Goal:
Scan the material for the word "upload", and copy each line where it shows up.

Entries supplied:
* * *

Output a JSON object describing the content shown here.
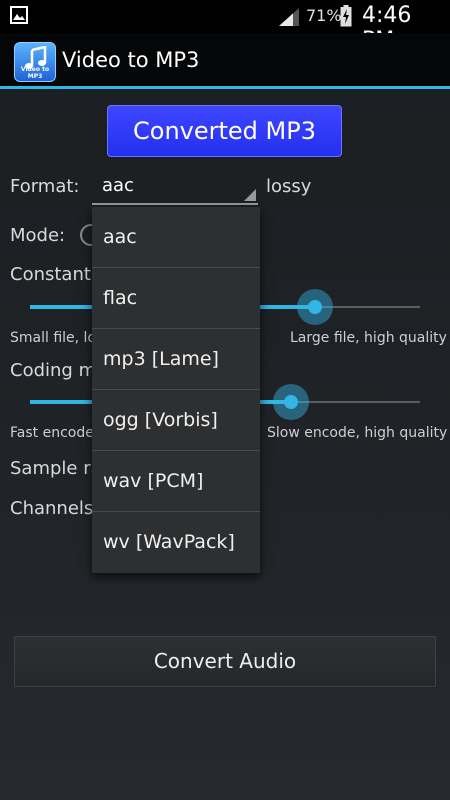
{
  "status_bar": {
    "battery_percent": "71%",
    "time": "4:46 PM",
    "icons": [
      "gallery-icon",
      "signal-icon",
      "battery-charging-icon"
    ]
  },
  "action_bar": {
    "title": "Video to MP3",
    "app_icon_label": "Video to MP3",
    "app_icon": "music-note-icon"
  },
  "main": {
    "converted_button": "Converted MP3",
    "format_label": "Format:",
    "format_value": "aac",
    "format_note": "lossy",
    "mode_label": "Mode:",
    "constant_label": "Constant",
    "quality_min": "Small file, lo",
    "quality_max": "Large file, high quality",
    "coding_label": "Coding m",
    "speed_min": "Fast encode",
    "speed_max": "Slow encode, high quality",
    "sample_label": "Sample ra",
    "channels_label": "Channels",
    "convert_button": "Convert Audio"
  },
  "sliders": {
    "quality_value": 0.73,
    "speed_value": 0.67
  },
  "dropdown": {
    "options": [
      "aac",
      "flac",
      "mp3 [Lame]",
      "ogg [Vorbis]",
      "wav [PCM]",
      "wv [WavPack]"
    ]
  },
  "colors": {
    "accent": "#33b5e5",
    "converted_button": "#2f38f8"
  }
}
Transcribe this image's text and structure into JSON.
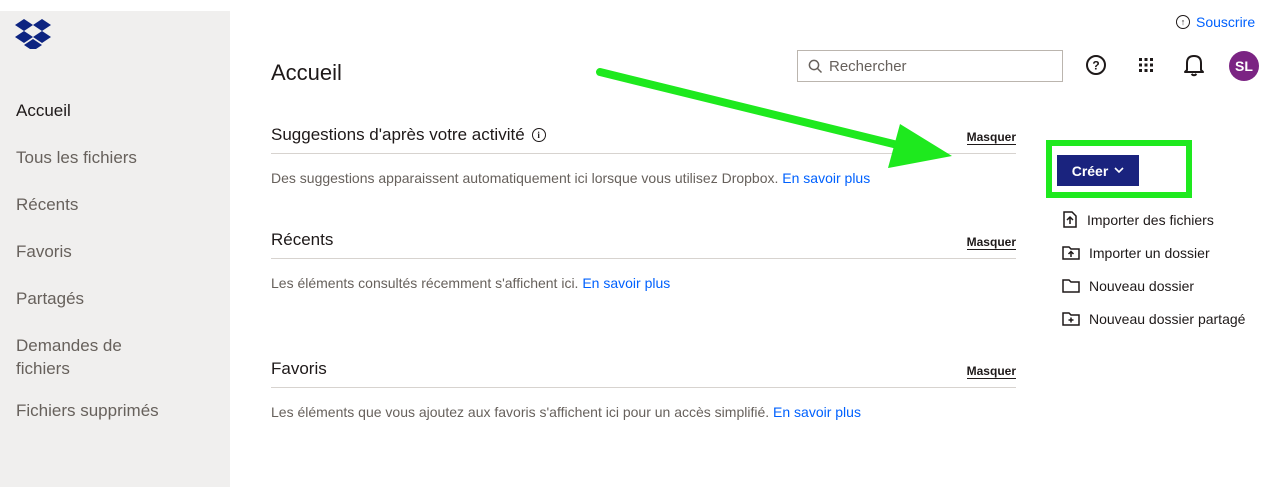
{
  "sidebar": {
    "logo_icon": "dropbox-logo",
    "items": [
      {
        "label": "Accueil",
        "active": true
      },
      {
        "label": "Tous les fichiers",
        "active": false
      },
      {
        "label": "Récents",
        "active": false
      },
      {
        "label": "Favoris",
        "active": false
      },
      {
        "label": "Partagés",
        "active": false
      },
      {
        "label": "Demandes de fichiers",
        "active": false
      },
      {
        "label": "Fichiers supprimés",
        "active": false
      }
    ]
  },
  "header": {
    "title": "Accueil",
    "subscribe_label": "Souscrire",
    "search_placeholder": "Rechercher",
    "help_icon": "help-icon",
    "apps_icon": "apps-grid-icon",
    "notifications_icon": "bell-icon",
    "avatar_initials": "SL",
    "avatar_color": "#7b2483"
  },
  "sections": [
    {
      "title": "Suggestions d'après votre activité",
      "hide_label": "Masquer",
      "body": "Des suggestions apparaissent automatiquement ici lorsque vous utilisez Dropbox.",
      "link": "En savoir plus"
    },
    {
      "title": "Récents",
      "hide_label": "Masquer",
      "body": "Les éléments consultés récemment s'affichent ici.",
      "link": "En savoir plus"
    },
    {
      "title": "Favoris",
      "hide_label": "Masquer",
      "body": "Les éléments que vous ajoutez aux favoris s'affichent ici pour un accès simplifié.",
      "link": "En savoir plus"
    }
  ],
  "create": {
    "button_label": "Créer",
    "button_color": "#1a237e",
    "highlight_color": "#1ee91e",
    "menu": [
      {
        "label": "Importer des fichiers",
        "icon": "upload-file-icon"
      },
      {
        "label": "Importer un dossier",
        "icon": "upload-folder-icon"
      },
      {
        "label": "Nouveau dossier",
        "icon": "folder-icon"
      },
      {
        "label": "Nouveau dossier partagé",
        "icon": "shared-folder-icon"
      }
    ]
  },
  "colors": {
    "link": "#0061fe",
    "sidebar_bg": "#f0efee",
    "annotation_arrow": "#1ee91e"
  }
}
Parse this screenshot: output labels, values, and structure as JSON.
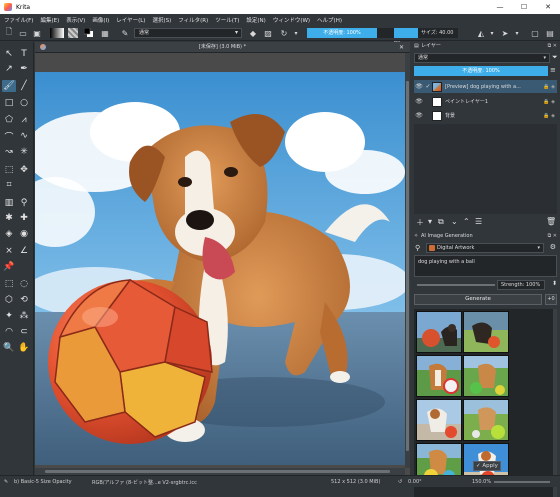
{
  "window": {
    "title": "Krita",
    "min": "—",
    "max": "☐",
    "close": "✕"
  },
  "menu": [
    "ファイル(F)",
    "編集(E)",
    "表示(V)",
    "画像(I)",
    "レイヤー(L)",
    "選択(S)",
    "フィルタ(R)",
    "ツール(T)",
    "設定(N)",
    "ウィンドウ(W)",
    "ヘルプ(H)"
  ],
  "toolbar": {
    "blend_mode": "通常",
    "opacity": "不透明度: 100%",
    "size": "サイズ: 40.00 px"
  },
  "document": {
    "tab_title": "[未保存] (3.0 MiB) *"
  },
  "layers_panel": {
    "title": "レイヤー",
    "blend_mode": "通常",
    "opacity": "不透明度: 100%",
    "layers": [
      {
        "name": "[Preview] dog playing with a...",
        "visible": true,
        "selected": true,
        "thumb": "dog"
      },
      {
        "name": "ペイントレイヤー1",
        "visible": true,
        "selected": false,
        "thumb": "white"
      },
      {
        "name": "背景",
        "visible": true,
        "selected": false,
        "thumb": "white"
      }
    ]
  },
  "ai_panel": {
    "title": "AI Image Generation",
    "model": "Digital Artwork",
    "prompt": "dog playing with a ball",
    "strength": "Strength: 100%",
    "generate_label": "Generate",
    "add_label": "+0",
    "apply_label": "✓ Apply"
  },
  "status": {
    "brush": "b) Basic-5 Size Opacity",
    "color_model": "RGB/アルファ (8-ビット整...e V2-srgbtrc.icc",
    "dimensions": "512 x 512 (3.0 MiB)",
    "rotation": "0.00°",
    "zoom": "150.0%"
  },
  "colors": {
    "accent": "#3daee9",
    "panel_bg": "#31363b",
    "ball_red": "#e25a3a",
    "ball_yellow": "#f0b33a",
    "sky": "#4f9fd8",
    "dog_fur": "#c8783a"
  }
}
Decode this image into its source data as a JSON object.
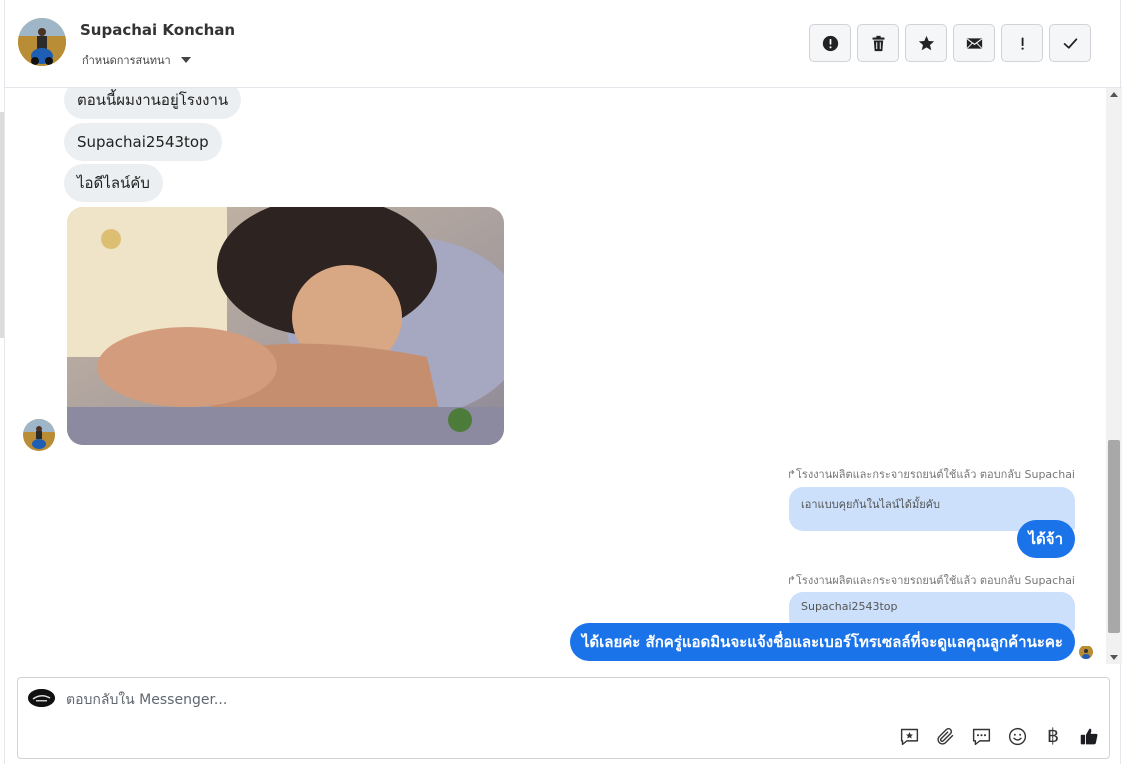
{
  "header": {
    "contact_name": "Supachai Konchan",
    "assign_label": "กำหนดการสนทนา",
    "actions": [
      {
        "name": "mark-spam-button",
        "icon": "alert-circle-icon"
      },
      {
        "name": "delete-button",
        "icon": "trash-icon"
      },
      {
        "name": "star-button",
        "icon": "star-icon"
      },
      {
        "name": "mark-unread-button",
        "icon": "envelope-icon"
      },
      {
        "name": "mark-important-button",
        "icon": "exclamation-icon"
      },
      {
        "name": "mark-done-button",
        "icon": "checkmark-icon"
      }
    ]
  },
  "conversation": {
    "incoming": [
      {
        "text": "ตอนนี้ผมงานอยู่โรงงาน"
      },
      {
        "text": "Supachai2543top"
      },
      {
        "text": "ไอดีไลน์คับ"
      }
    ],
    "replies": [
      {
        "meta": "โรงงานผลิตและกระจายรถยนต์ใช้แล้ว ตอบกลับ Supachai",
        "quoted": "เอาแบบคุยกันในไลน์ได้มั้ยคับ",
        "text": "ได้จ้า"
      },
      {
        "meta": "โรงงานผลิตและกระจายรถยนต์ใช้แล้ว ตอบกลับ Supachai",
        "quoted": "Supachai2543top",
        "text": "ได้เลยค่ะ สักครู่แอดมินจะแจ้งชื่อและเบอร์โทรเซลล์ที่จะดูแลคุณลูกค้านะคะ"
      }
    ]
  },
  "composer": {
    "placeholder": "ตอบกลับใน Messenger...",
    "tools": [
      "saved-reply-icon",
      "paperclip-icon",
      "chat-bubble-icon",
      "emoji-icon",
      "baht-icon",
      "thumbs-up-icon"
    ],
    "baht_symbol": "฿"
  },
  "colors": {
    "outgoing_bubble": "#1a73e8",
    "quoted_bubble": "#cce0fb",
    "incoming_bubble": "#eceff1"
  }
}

* * *

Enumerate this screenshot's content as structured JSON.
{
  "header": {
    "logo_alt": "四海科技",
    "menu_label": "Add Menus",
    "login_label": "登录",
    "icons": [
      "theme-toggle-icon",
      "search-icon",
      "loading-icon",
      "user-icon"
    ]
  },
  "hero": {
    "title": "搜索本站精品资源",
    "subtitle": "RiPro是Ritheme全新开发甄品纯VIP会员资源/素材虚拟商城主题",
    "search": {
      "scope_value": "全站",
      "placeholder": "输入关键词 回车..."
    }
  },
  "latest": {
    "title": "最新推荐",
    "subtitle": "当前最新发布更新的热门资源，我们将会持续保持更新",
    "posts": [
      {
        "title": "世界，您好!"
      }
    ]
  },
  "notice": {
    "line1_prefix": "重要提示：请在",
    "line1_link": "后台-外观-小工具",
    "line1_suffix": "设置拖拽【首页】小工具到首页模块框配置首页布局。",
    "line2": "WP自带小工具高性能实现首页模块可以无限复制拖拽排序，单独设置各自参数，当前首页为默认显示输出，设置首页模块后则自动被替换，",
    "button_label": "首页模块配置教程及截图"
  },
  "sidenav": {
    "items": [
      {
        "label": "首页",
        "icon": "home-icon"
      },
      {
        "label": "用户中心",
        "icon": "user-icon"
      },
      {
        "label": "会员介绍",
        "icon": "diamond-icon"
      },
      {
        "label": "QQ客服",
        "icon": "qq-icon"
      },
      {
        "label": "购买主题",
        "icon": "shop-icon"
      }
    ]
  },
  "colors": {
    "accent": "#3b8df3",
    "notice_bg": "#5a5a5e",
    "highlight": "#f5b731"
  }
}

* * *

Solved exercise:
        "icon": "upload-file-icon"
        "icon": "upload-folder-icon"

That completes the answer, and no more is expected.